Extracts from a graphics dataset:
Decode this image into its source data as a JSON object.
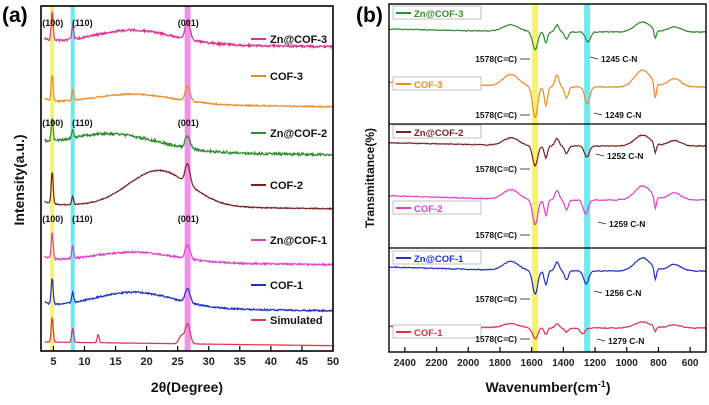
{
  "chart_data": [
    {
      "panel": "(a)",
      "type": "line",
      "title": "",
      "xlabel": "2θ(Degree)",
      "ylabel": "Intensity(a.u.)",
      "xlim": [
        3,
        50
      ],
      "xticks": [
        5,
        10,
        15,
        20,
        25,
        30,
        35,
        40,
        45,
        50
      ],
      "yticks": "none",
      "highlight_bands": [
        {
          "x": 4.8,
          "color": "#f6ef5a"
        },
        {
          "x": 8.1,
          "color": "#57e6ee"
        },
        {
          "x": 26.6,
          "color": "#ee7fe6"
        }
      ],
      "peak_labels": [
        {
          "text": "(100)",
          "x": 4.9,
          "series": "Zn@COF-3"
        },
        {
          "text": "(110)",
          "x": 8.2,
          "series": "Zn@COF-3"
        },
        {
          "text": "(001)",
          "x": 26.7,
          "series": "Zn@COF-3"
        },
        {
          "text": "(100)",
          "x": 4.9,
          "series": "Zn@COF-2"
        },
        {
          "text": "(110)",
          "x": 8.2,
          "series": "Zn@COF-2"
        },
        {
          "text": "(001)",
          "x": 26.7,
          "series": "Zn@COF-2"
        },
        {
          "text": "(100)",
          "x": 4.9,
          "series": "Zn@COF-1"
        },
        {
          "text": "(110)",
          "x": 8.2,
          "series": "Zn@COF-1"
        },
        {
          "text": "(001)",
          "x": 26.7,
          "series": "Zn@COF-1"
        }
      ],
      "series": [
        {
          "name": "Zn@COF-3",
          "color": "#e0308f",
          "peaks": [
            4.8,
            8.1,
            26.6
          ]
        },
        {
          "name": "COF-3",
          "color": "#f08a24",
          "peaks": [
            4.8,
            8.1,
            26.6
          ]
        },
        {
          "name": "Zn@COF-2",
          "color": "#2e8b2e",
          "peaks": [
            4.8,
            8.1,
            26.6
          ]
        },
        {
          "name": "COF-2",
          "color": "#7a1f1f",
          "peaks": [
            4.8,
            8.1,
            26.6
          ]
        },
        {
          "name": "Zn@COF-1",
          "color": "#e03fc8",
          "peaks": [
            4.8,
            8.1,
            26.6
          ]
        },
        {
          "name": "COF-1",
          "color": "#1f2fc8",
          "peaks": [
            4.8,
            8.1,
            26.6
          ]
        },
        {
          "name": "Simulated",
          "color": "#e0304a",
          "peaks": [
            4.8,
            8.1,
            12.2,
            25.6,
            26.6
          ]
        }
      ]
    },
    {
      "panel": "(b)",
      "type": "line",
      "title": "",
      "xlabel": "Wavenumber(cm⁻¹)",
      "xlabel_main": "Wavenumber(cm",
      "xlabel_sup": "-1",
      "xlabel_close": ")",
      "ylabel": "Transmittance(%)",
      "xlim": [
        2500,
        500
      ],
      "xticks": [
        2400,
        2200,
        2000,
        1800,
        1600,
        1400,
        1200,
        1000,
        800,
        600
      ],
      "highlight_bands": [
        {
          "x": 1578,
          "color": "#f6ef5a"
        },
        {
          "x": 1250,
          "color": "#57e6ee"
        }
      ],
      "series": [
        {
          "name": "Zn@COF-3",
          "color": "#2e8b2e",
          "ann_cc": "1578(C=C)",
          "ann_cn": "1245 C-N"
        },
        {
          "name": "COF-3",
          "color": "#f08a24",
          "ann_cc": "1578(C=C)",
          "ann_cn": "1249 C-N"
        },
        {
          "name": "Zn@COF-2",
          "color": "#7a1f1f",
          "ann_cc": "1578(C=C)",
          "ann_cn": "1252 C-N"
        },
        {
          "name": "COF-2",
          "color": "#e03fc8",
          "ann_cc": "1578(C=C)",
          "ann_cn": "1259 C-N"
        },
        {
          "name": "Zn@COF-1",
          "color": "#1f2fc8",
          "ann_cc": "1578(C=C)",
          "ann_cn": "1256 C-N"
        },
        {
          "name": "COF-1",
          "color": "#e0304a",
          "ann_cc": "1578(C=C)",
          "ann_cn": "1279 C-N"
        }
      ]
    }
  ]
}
--
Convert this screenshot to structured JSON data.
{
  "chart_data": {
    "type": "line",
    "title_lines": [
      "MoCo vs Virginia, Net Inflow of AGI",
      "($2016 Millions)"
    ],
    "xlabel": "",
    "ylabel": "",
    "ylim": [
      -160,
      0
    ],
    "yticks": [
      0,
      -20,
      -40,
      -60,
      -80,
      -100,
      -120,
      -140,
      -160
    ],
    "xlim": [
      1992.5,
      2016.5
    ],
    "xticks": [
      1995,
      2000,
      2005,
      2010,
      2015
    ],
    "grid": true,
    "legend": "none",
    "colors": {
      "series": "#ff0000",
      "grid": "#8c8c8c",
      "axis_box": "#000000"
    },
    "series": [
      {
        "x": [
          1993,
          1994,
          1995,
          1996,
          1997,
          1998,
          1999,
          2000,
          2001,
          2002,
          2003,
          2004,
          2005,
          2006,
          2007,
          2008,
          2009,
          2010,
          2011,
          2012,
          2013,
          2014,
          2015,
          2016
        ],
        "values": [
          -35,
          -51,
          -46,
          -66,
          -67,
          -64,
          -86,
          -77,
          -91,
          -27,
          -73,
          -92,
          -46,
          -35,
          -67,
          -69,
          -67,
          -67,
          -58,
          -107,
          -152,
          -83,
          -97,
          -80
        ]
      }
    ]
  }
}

Exercise objective: Copy each line of the preceding data that contains the string "this".

Answer in full:
Decode this image into its source data as a JSON object.
Convert this screenshot to structured JSON data.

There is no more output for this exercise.